What is expected | Return each line containing "complete".

Start of Data excerpts

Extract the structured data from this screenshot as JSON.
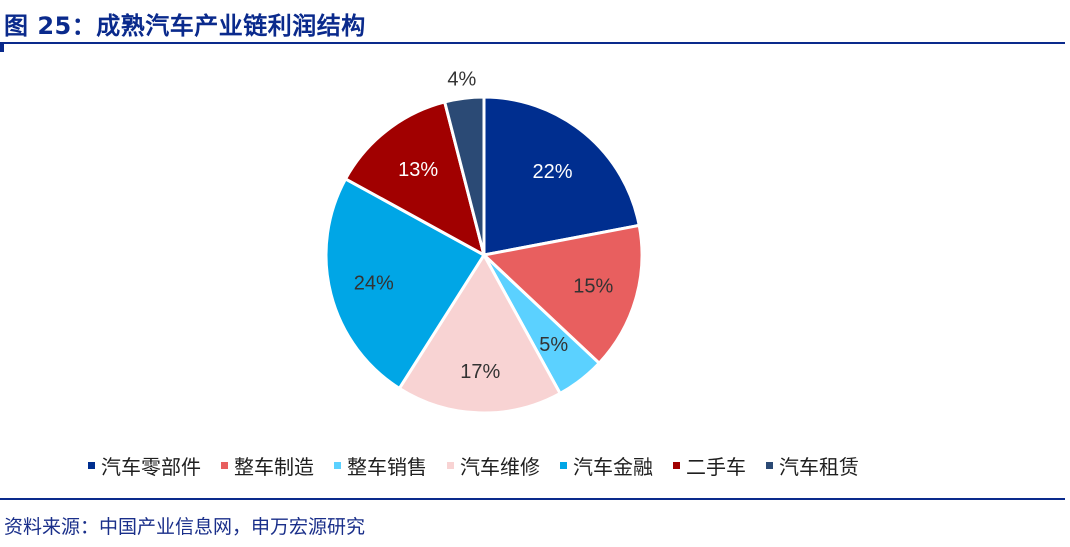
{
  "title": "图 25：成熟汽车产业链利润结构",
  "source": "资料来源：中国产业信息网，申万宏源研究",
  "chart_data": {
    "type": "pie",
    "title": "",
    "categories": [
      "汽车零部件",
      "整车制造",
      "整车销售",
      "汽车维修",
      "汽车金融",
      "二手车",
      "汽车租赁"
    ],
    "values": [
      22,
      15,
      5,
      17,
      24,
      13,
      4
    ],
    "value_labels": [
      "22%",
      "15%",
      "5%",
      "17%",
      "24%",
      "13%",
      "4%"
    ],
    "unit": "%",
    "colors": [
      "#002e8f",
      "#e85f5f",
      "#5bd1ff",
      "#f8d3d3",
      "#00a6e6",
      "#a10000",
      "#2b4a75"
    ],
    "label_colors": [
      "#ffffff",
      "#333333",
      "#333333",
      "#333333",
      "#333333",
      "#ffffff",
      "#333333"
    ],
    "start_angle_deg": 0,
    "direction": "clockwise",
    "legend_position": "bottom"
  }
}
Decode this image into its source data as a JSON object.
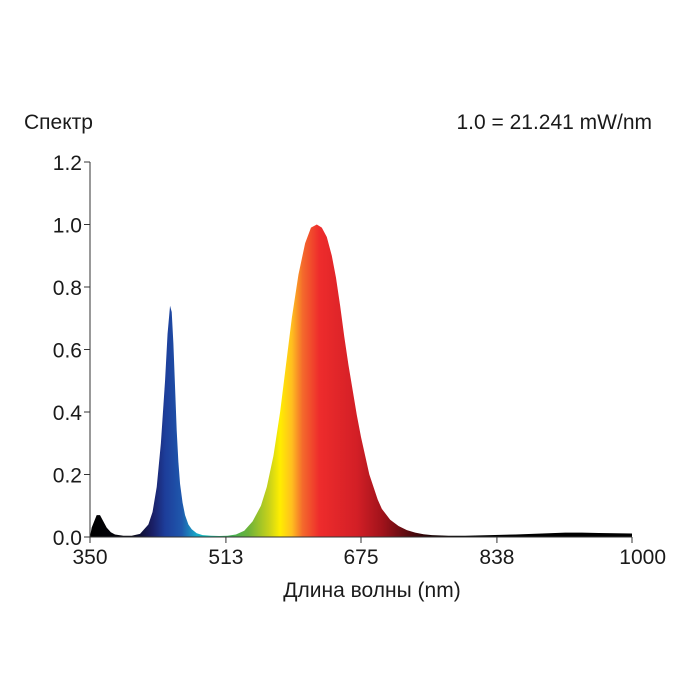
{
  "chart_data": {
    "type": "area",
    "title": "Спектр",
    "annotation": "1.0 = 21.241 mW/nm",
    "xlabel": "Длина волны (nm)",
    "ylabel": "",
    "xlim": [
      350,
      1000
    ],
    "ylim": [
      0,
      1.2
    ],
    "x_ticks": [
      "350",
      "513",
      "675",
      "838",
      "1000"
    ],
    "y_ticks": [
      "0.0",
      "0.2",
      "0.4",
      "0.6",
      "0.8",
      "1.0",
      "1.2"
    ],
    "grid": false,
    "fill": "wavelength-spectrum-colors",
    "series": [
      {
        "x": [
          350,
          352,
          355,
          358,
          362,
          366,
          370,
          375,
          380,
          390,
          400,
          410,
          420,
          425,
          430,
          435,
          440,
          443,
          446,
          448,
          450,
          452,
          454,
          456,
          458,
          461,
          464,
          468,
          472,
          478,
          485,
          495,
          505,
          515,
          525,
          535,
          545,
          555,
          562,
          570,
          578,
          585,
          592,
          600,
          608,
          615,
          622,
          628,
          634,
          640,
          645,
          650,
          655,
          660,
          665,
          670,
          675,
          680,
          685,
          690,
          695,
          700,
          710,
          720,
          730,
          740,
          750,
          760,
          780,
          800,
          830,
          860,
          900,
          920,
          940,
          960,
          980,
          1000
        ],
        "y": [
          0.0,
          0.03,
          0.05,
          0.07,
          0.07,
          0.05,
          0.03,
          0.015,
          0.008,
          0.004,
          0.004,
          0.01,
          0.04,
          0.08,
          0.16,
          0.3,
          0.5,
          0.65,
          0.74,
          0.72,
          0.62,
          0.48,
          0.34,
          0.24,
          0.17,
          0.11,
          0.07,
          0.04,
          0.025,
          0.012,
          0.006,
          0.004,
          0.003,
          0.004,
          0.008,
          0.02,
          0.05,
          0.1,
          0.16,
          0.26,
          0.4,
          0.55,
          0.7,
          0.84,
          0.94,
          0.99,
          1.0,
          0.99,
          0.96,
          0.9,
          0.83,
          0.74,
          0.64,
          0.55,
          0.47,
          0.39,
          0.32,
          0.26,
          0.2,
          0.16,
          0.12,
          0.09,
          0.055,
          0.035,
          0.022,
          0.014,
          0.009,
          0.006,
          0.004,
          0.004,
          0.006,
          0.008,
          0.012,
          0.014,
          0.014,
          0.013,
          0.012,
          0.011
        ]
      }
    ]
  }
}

End of Data excerpts
Start of Data excerpts

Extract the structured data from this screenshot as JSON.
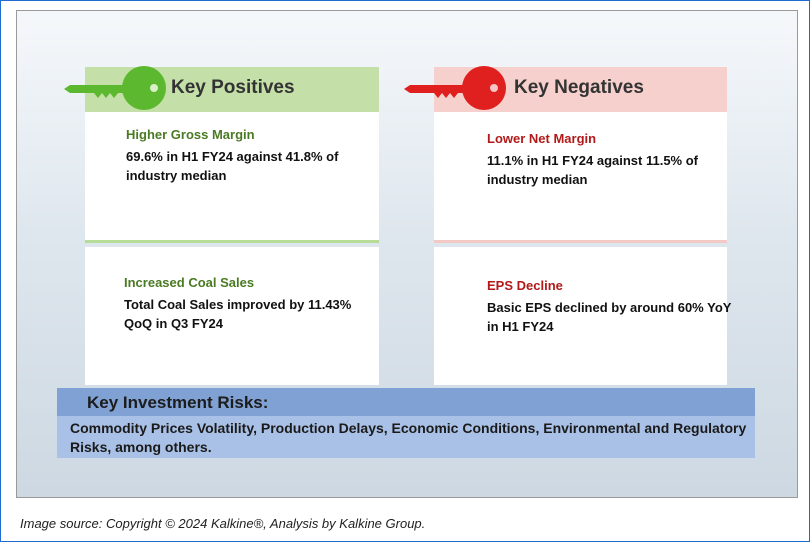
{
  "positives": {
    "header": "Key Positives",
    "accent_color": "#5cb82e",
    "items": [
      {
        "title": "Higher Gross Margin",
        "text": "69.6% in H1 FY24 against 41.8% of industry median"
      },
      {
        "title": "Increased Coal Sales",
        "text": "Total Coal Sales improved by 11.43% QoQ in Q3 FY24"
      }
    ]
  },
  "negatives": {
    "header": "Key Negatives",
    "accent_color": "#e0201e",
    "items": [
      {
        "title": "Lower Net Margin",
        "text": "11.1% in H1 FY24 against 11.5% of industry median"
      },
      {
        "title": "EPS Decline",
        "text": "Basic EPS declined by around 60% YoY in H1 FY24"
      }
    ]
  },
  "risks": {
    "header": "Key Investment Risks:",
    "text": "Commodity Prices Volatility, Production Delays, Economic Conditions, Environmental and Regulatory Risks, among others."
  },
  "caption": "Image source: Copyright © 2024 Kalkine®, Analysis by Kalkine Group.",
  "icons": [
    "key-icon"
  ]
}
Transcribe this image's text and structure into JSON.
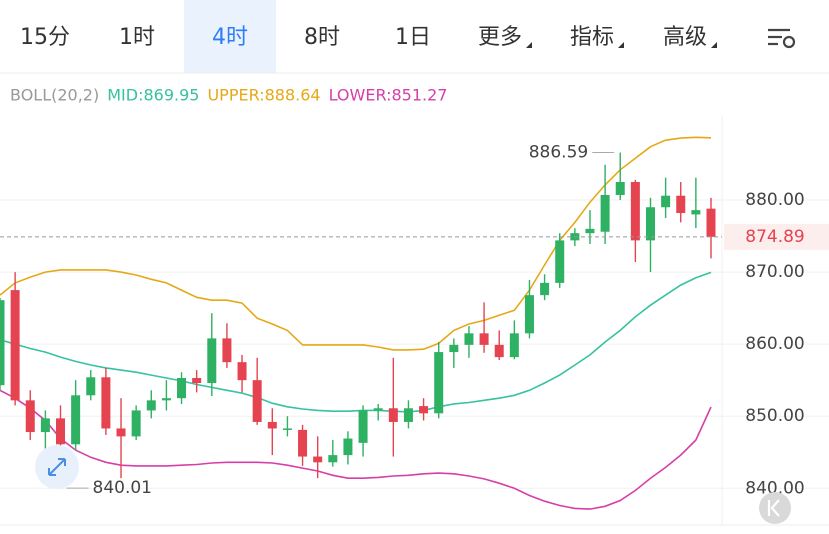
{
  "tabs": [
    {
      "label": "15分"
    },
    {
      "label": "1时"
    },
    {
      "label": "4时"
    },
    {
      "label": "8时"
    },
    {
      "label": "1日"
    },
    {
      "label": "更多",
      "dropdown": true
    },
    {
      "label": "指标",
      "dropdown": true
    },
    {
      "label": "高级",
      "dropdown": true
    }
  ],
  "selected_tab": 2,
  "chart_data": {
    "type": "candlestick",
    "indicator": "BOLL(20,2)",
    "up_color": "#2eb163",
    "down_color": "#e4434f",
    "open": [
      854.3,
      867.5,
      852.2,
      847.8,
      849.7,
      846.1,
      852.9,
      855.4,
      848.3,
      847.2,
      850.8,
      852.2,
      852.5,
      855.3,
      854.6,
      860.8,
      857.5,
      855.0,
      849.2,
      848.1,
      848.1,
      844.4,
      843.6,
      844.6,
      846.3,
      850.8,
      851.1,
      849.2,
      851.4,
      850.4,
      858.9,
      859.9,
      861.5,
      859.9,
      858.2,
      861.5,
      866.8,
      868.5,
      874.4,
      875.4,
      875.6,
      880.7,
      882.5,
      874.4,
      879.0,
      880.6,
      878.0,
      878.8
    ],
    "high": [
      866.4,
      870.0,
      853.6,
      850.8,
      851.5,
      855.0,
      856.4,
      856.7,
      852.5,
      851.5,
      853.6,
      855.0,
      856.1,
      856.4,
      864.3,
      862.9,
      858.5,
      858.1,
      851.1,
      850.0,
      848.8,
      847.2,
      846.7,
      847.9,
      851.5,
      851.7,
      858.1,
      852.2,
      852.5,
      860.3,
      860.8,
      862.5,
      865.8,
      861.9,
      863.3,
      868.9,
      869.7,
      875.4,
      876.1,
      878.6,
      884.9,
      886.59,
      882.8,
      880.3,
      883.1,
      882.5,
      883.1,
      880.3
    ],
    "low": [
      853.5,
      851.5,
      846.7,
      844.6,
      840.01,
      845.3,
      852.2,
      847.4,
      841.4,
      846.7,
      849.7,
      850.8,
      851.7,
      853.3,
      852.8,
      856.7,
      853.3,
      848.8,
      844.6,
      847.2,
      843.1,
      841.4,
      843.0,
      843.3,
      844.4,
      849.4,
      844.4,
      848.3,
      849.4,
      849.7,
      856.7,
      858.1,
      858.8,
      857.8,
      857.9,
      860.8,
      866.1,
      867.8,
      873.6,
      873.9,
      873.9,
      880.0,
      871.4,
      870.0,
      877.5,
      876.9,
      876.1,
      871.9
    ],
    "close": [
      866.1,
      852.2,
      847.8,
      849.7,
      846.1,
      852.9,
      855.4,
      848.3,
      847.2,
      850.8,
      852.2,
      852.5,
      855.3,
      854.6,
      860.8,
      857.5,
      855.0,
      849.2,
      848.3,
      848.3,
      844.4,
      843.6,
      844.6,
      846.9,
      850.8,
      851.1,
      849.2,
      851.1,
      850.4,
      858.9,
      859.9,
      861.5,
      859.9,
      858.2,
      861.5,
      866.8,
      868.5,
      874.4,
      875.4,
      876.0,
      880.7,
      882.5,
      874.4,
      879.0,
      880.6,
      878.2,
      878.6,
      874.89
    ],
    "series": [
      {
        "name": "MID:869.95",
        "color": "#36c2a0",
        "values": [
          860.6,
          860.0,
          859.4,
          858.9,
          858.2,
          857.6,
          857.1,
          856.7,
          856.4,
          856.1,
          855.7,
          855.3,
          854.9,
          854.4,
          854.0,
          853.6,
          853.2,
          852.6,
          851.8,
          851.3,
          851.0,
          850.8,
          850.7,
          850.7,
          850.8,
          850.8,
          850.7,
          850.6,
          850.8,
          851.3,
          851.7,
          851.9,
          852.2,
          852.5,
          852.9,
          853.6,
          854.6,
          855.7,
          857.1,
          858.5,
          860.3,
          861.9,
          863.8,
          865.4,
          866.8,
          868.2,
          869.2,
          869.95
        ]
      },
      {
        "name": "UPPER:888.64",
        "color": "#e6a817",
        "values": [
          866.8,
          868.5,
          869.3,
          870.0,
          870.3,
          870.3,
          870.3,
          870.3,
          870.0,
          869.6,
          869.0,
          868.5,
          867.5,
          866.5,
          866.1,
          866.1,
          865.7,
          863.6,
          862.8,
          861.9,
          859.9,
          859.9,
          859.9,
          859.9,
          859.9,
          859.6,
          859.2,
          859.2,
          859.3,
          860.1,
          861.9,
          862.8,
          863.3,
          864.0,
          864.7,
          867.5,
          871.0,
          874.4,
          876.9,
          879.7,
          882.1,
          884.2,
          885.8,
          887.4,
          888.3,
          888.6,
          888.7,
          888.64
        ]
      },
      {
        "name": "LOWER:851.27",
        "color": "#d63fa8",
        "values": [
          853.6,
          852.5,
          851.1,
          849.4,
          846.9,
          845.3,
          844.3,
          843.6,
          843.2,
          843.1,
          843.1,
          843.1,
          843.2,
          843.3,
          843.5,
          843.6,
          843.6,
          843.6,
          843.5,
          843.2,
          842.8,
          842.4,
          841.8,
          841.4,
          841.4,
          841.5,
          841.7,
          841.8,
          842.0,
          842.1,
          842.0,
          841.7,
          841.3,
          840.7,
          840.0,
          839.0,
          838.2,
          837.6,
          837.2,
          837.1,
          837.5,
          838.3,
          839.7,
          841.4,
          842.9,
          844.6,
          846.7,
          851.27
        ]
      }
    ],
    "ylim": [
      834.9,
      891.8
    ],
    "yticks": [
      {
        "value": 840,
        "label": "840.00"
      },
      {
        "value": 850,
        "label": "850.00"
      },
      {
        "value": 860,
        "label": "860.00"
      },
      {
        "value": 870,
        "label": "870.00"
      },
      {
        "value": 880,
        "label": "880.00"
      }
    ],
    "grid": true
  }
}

End of Data excerpts
Start of Data excerpts

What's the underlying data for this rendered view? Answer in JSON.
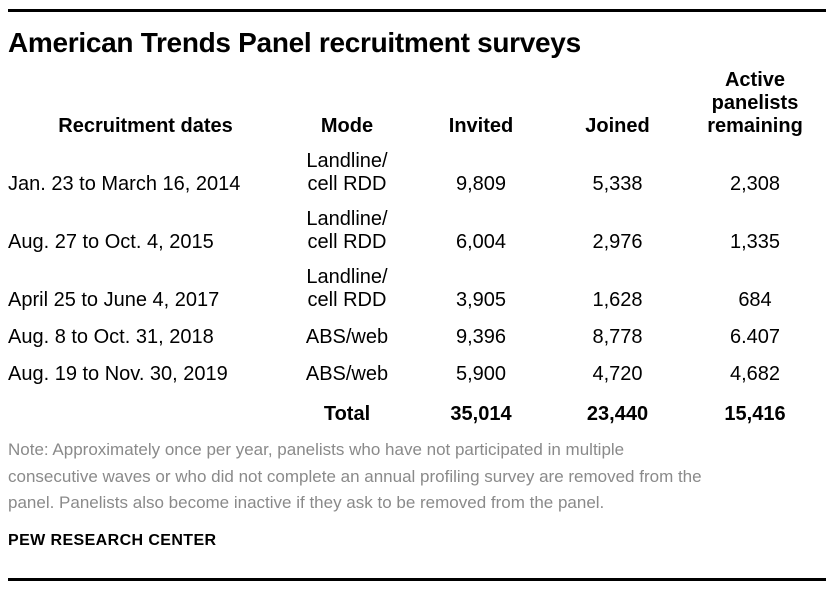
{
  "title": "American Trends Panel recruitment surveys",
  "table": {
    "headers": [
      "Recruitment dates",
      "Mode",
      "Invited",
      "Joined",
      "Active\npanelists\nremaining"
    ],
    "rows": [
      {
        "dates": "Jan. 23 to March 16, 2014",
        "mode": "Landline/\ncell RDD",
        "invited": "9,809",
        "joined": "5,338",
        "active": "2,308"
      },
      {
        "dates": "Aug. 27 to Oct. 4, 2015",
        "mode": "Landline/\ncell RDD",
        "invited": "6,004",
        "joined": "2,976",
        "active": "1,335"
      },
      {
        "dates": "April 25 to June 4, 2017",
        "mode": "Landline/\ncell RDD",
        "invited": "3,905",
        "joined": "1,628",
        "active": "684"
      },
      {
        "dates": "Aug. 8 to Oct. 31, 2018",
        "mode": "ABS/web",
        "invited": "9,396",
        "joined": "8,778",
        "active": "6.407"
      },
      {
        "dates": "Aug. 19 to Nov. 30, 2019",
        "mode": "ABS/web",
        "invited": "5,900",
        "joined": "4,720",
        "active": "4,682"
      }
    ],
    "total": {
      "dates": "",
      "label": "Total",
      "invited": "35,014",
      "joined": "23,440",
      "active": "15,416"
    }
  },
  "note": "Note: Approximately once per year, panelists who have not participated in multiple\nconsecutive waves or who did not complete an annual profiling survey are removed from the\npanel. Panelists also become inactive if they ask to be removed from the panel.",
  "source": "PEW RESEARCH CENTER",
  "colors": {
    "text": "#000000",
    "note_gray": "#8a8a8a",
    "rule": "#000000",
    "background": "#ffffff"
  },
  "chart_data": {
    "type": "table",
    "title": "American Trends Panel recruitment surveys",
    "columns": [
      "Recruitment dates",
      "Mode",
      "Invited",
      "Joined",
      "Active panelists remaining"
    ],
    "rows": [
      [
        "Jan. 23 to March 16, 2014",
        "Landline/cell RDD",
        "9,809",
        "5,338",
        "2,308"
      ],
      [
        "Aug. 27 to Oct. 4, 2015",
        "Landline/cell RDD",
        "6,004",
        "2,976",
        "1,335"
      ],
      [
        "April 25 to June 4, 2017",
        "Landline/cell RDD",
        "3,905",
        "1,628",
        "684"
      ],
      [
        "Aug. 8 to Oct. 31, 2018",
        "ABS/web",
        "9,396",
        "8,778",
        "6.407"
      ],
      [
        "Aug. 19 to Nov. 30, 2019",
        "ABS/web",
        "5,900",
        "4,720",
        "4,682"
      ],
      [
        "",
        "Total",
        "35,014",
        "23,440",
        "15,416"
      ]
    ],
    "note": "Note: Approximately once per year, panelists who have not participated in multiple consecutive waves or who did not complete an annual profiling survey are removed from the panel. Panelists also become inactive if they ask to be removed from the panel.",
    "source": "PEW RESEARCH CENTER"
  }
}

End of Data excerpts

Full output |
  "note": "Note: Approximately once per year, panelists who have not participated in multiple\nconsecutive waves or who did not complete an annual profiling survey are removed from the\npanel. Panelists also become inactive if they ask to be removed from the panel.",
    "note": "Note: Approximately once per year, panelists who have not participated in multiple consecutive waves or who did not complete an annual profiling survey are removed from the panel. Panelists also become inactive if they ask to be removed from the panel.",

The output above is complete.